WHAT THE TASK REQUIRES: Reproduce the listing below without changes, except that pictures are left out.

-- start --

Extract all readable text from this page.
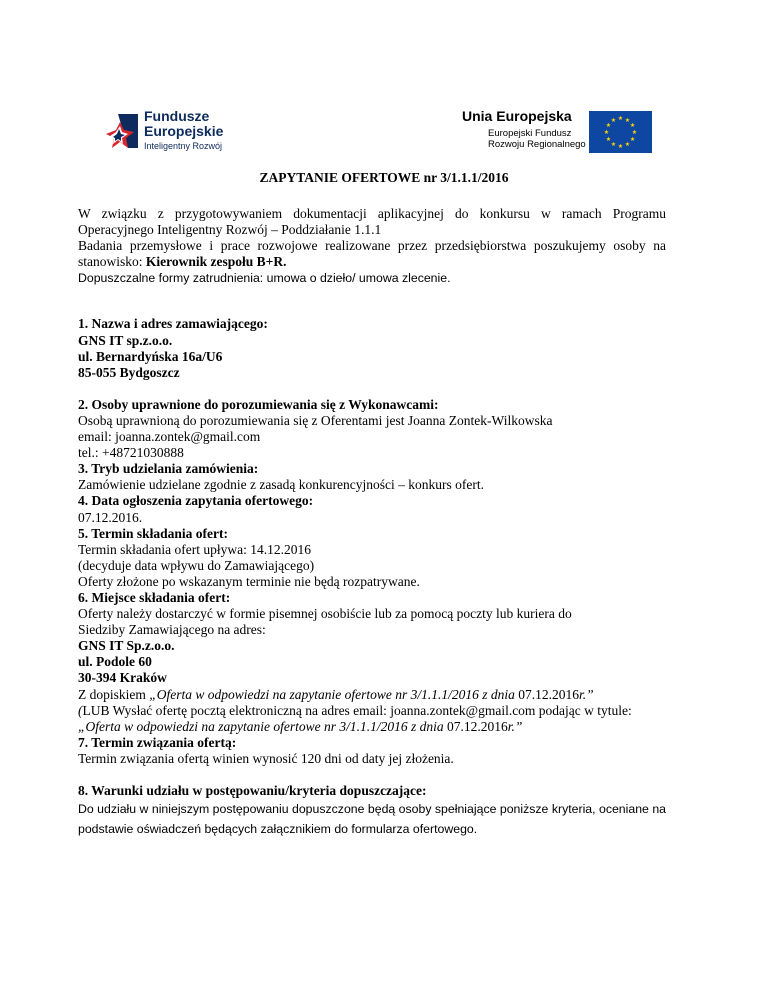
Fundusze
Europejskie
Inteligentny Rozwój
Unia Europejska
Europejski Fundusz
Rozwoju Regionalnego
★ ★
★
★
★
★
★
★
★
★
★
★
ZAPYTANIE OFERTOWE nr 3/1.1.1/2016

W związku z przygotowywaniem dokumentacji aplikacyjnej do konkursu w ramach Programu Operacyjnego Inteligentny Rozwój – Poddziałanie 1.1.1

Badania przemysłowe i prace rozwojowe realizowane przez przedsiębiorstwa poszukujemy osoby na stanowisko: Kierownik zespołu B+R.

Dopuszczalne formy zatrudnienia: umowa o dzieło/ umowa zlecenie.

1. Nazwa i adres zamawiającego:

GNS IT sp.z.o.o.

ul. Bernardyńska 16a/U6

85-055 Bydgoszcz

2. Osoby uprawnione do porozumiewania się z Wykonawcami:

Osobą uprawnioną do porozumiewania się z Oferentami jest Joanna Zontek-Wilkowska

email: joanna.zontek@gmail.com

tel.: +48721030888

3. Tryb udzielania zamówienia:

Zamówienie udzielane zgodnie z zasadą konkurencyjności – konkurs ofert.

4. Data ogłoszenia zapytania ofertowego:

07.12.2016.

5. Termin składania ofert:

Termin składania ofert upływa: 14.12.2016

(decyduje data wpływu do Zamawiającego)

Oferty złożone po wskazanym terminie nie będą rozpatrywane.

6. Miejsce składania ofert:

Oferty należy dostarczyć w formie pisemnej osobiście lub za pomocą poczty lub kuriera do

Siedziby Zamawiającego na adres:

GNS IT Sp.z.o.o.

ul. Podole 60

30-394 Kraków

Z dopiskiem „Oferta w odpowiedzi na zapytanie ofertowe nr 3/1.1.1/2016 z dnia 07.12.2016r.”

(LUB Wysłać ofertę pocztą elektroniczną na adres email: joanna.zontek@gmail.com podając w tytule:

„Oferta w odpowiedzi na zapytanie ofertowe nr 3/1.1.1/2016 z dnia 07.12.2016r.”

7. Termin związania ofertą:

Termin związania ofertą winien wynosić 120 dni od daty jej złożenia.

8. Warunki udziału w postępowaniu/kryteria dopuszczające:

Do udziału w niniejszym postępowaniu dopuszczone będą osoby spełniające poniższe kryteria, oceniane na podstawie oświadczeń będących załącznikiem do formularza ofertowego.
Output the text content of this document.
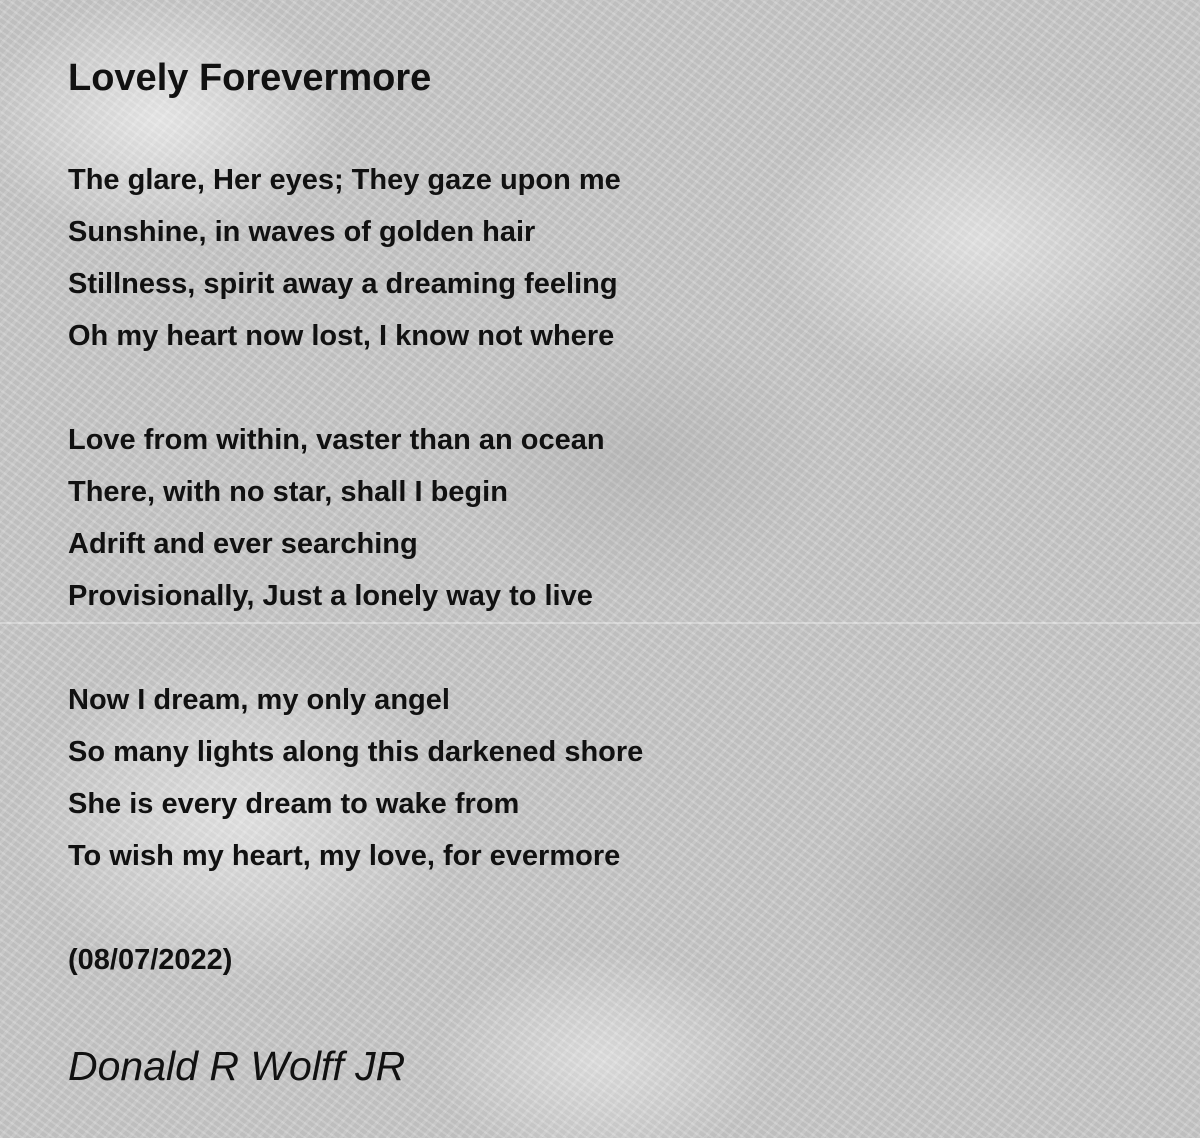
Lovely Forevermore
The glare, Her eyes; They gaze upon me
Sunshine, in waves of golden hair
Stillness, spirit away a dreaming feeling
Oh my heart now lost, I know not where
Love from within, vaster than an ocean
There, with no star, shall I begin
Adrift and ever searching
Provisionally, Just a lonely way to live
Now I dream, my only angel
So many lights along this darkened shore
She is every dream to wake from
To wish my heart, my love, for evermore
(08/07/2022)
Donald R Wolff JR
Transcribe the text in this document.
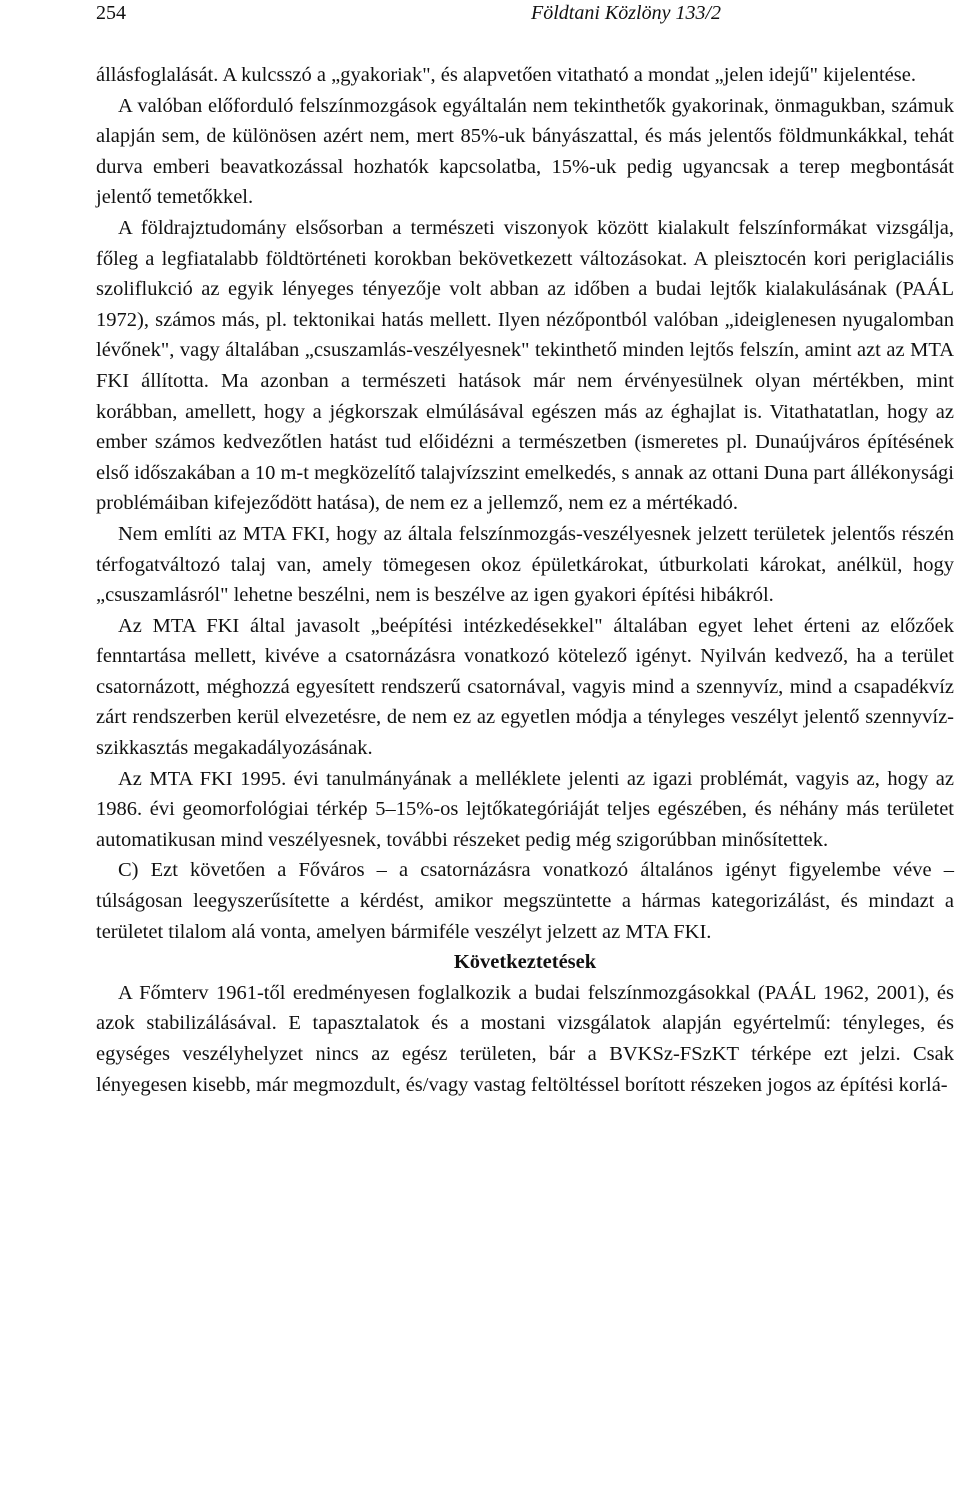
254	Földtani Közlöny 133/2

állásfoglalását. A kulcsszó a „gyakoriak", és alapvetően vitatható a mondat „jelen idejű" kijelentése.

A valóban előforduló felszínmozgások egyáltalán nem tekinthetők gyakorinak, önmagukban, számuk alapján sem, de különösen azért nem, mert 85%-uk bányászattal, és más jelentős földmunkákkal, tehát durva emberi beavatkozással hozhatók kapcsolatba, 15%-uk pedig ugyancsak a terep megbontását jelentő temetőkkel.

A földrajztudomány elsősorban a természeti viszonyok között kialakult felszínformákat vizsgálja, főleg a legfiatalabb földtörténeti korokban bekövetkezett változásokat. A pleisztocén kori periglaciális szoliflukció az egyik lényeges tényezője volt abban az időben a budai lejtők kialakulásának (PAÁL 1972), számos más, pl. tektonikai hatás mellett. Ilyen nézőpontból valóban „ideiglenesen nyugalomban lévőnek", vagy általában „csuszamlás-veszélyesnek" tekinthető minden lejtős felszín, amint azt az MTA FKI állította. Ma azonban a természeti hatások már nem érvényesülnek olyan mértékben, mint korábban, amellett, hogy a jégkorszak elmúlásával egészen más az éghajlat is. Vitathatatlan, hogy az ember számos kedvezőtlen hatást tud előidézni a természetben (ismeretes pl. Dunaújváros építésének első időszakában a 10 m-t megközelítő talajvízszint emelkedés, s annak az ottani Duna part állékonysági problémáiban kifejeződött hatása), de nem ez a jellemző, nem ez a mértékadó.

Nem említi az MTA FKI, hogy az általa felszínmozgás-veszélyesnek jelzett területek jelentős részén térfogatváltozó talaj van, amely tömegesen okoz épületkárokat, útburkolati károkat, anélkül, hogy „csuszamlásról" lehetne beszélni, nem is beszélve az igen gyakori építési hibákról.

Az MTA FKI által javasolt „beépítési intézkedésekkel" általában egyet lehet érteni az előzőek fenntartása mellett, kivéve a csatornázásra vonatkozó kötelező igényt. Nyilván kedvező, ha a terület csatornázott, méghozzá egyesített rendszerű csatornával, vagyis mind a szennyvíz, mind a csapadékvíz zárt rendszerben kerül elvezetésre, de nem ez az egyetlen módja a tényleges veszélyt jelentő szennyvíz-szikkasztás megakadályozásának.

Az MTA FKI 1995. évi tanulmányának a melléklete jelenti az igazi problémát, vagyis az, hogy az 1986. évi geomorfológiai térkép 5–15%-os lejtőkategóriáját teljes egészében, és néhány más területet automatikusan mind veszélyesnek, további részeket pedig még szigorúbban minősítettek.

C) Ezt követően a Főváros – a csatornázásra vonatkozó általános igényt figyelembe véve – túlságosan leegyszerűsítette a kérdést, amikor megszüntette a hármas kategorizálást, és mindazt a területet tilalom alá vonta, amelyen bármiféle veszélyt jelzett az MTA FKI.

Következtetések

A Főmterv 1961-től eredményesen foglalkozik a budai felszínmozgásokkal (PAÁL 1962, 2001), és azok stabilizálásával. E tapasztalatok és a mostani vizsgálatok alapján egyértelmű: tényleges, és egységes veszélyhelyzet nincs az egész területen, bár a BVKSz-FSzKT térképe ezt jelzi. Csak lényegesen kisebb, már megmozdult, és/vagy vastag feltöltéssel borított részeken jogos az építési korlá-
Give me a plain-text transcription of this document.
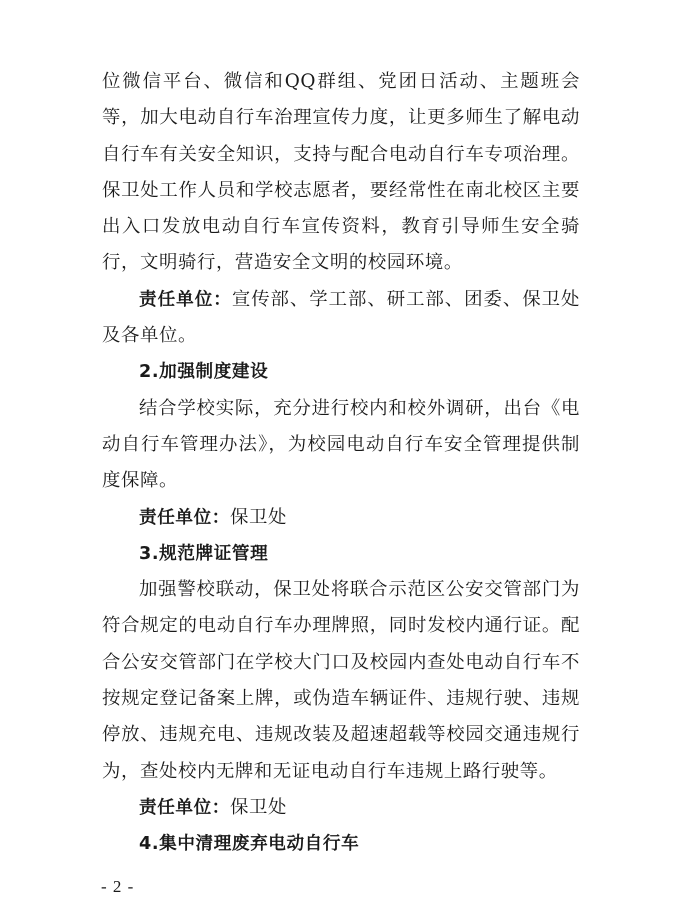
位微信平台、微信和QQ群组、党团日活动、主题班会等，加大电动自行车治理宣传力度，让更多师生了解电动自行车有关安全知识，支持与配合电动自行车专项治理。保卫处工作人员和学校志愿者，要经常性在南北校区主要出入口发放电动自行车宣传资料，教育引导师生安全骑行，文明骑行，营造安全文明的校园环境。

责任单位：宣传部、学工部、研工部、团委、保卫处及各单位。

2.加强制度建设

结合学校实际，充分进行校内和校外调研，出台《电动自行车管理办法》，为校园电动自行车安全管理提供制度保障。

责任单位：保卫处

3.规范牌证管理

加强警校联动，保卫处将联合示范区公安交管部门为符合规定的电动自行车办理牌照，同时发校内通行证。配合公安交管部门在学校大门口及校园内查处电动自行车不按规定登记备案上牌，或伪造车辆证件、违规行驶、违规停放、违规充电、违规改装及超速超载等校园交通违规行为，查处校内无牌和无证电动自行车违规上路行驶等。

责任单位：保卫处

4.集中清理废弃电动自行车

- 2 -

-- end --

IN RESPONSE:
Extract all readable text from this page.
Fundusze
Europejskie
Inteligentny Rozwój
Unia Europejska
Europejski Fundusz
Rozwoju Regionalnego
★ ★
★
★
★
★
★
★
★
★
★
★
ZAPYTANIE OFERTOWE nr 3/1.1.1/2016

W związku z przygotowywaniem dokumentacji aplikacyjnej do konkursu w ramach Programu Operacyjnego Inteligentny Rozwój – Poddziałanie 1.1.1

Badania przemysłowe i prace rozwojowe realizowane przez przedsiębiorstwa poszukujemy osoby na stanowisko: Kierownik zespołu B+R.

Dopuszczalne formy zatrudnienia: umowa o dzieło/ umowa zlecenie.

1. Nazwa i adres zamawiającego:

GNS IT sp.z.o.o.

ul. Bernardyńska 16a/U6

85-055 Bydgoszcz

2. Osoby uprawnione do porozumiewania się z Wykonawcami:

Osobą uprawnioną do porozumiewania się z Oferentami jest Joanna Zontek-Wilkowska

email: joanna.zontek@gmail.com

tel.: +48721030888

3. Tryb udzielania zamówienia:

Zamówienie udzielane zgodnie z zasadą konkurencyjności – konkurs ofert.

4. Data ogłoszenia zapytania ofertowego:

07.12.2016.

5. Termin składania ofert:

Termin składania ofert upływa: 14.12.2016

(decyduje data wpływu do Zamawiającego)

Oferty złożone po wskazanym terminie nie będą rozpatrywane.

6. Miejsce składania ofert:

Oferty należy dostarczyć w formie pisemnej osobiście lub za pomocą poczty lub kuriera do

Siedziby Zamawiającego na adres:

GNS IT Sp.z.o.o.

ul. Podole 60

30-394 Kraków

Z dopiskiem „Oferta w odpowiedzi na zapytanie ofertowe nr 3/1.1.1/2016 z dnia 07.12.2016r.”

(LUB Wysłać ofertę pocztą elektroniczną na adres email: joanna.zontek@gmail.com podając w tytule:

„Oferta w odpowiedzi na zapytanie ofertowe nr 3/1.1.1/2016 z dnia 07.12.2016r.”

7. Termin związania ofertą:

Termin związania ofertą winien wynosić 120 dni od daty jej złożenia.

8. Warunki udziału w postępowaniu/kryteria dopuszczające:

Do udziału w niniejszym postępowaniu dopuszczone będą osoby spełniające poniższe kryteria, oceniane na podstawie oświadczeń będących załącznikiem do formularza ofertowego.
Output the text content of this document.
Lovely Forevermore
The glare, Her eyes; They gaze upon me
Sunshine, in waves of golden hair
Stillness, spirit away a dreaming feeling
Oh my heart now lost, I know not where
Love from within, vaster than an ocean
There, with no star, shall I begin
Adrift and ever searching
Provisionally, Just a lonely way to live
Now I dream, my only angel
So many lights along this darkened shore
She is every dream to wake from
To wish my heart, my love, for evermore
(08/07/2022)
Donald R Wolff JR
Transcribe the text in this document.
254	Földtani Közlöny 133/2

állásfoglalását. A kulcsszó a „gyakoriak", és alapvetően vitatható a mondat „jelen idejű" kijelentése.

A valóban előforduló felszínmozgások egyáltalán nem tekinthetők gyakorinak, önmagukban, számuk alapján sem, de különösen azért nem, mert 85%-uk bányászattal, és más jelentős földmunkákkal, tehát durva emberi beavatkozással hozhatók kapcsolatba, 15%-uk pedig ugyancsak a terep megbontását jelentő temetőkkel.

A földrajztudomány elsősorban a természeti viszonyok között kialakult felszínformákat vizsgálja, főleg a legfiatalabb földtörténeti korokban bekövetkezett változásokat. A pleisztocén kori periglaciális szoliflukció az egyik lényeges tényezője volt abban az időben a budai lejtők kialakulásának (PAÁL 1972), számos más, pl. tektonikai hatás mellett. Ilyen nézőpontból valóban „ideiglenesen nyugalomban lévőnek", vagy általában „csuszamlás-veszélyesnek" tekinthető minden lejtős felszín, amint azt az MTA FKI állította. Ma azonban a természeti hatások már nem érvényesülnek olyan mértékben, mint korábban, amellett, hogy a jégkorszak elmúlásával egészen más az éghajlat is. Vitathatatlan, hogy az ember számos kedvezőtlen hatást tud előidézni a természetben (ismeretes pl. Dunaújváros építésének első időszakában a 10 m-t megközelítő talajvízszint emelkedés, s annak az ottani Duna part állékonysági problémáiban kifejeződött hatása), de nem ez a jellemző, nem ez a mértékadó.

Nem említi az MTA FKI, hogy az általa felszínmozgás-veszélyesnek jelzett területek jelentős részén térfogatváltozó talaj van, amely tömegesen okoz épületkárokat, útburkolati károkat, anélkül, hogy „csuszamlásról" lehetne beszélni, nem is beszélve az igen gyakori építési hibákról.

Az MTA FKI által javasolt „beépítési intézkedésekkel" általában egyet lehet érteni az előzőek fenntartása mellett, kivéve a csatornázásra vonatkozó kötelező igényt. Nyilván kedvező, ha a terület csatornázott, méghozzá egyesített rendszerű csatornával, vagyis mind a szennyvíz, mind a csapadékvíz zárt rendszerben kerül elvezetésre, de nem ez az egyetlen módja a tényleges veszélyt jelentő szennyvíz-szikkasztás megakadályozásának.

Az MTA FKI 1995. évi tanulmányának a melléklete jelenti az igazi problémát, vagyis az, hogy az 1986. évi geomorfológiai térkép 5–15%-os lejtőkategóriáját teljes egészében, és néhány más területet automatikusan mind veszélyesnek, további részeket pedig még szigorúbban minősítettek.

C) Ezt követően a Főváros – a csatornázásra vonatkozó általános igényt figyelembe véve – túlságosan leegyszerűsítette a kérdést, amikor megszüntette a hármas kategorizálást, és mindazt a területet tilalom alá vonta, amelyen bármiféle veszélyt jelzett az MTA FKI.

Következtetések

A Főmterv 1961-től eredményesen foglalkozik a budai felszínmozgásokkal (PAÁL 1962, 2001), és azok stabilizálásával. E tapasztalatok és a mostani vizsgálatok alapján egyértelmű: tényleges, és egységes veszélyhelyzet nincs az egész területen, bár a BVKSz-FSzKT térképe ezt jelzi. Csak lényegesen kisebb, már megmozdult, és/vagy vastag feltöltéssel borított részeken jogos az építési korlá-
Give me a plain-text transcription of this document.
位微信平台、微信和QQ群组、党团日活动、主题班会等，加大电动自行车治理宣传力度，让更多师生了解电动自行车有关安全知识，支持与配合电动自行车专项治理。保卫处工作人员和学校志愿者，要经常性在南北校区主要出入口发放电动自行车宣传资料，教育引导师生安全骑行，文明骑行，营造安全文明的校园环境。

责任单位：宣传部、学工部、研工部、团委、保卫处及各单位。

2.加强制度建设

结合学校实际，充分进行校内和校外调研，出台《电动自行车管理办法》，为校园电动自行车安全管理提供制度保障。

责任单位：保卫处

3.规范牌证管理

加强警校联动，保卫处将联合示范区公安交管部门为符合规定的电动自行车办理牌照，同时发校内通行证。配合公安交管部门在学校大门口及校园内查处电动自行车不按规定登记备案上牌，或伪造车辆证件、违规行驶、违规停放、违规充电、违规改装及超速超载等校园交通违规行为，查处校内无牌和无证电动自行车违规上路行驶等。

责任单位：保卫处

4.集中清理废弃电动自行车

- 2 -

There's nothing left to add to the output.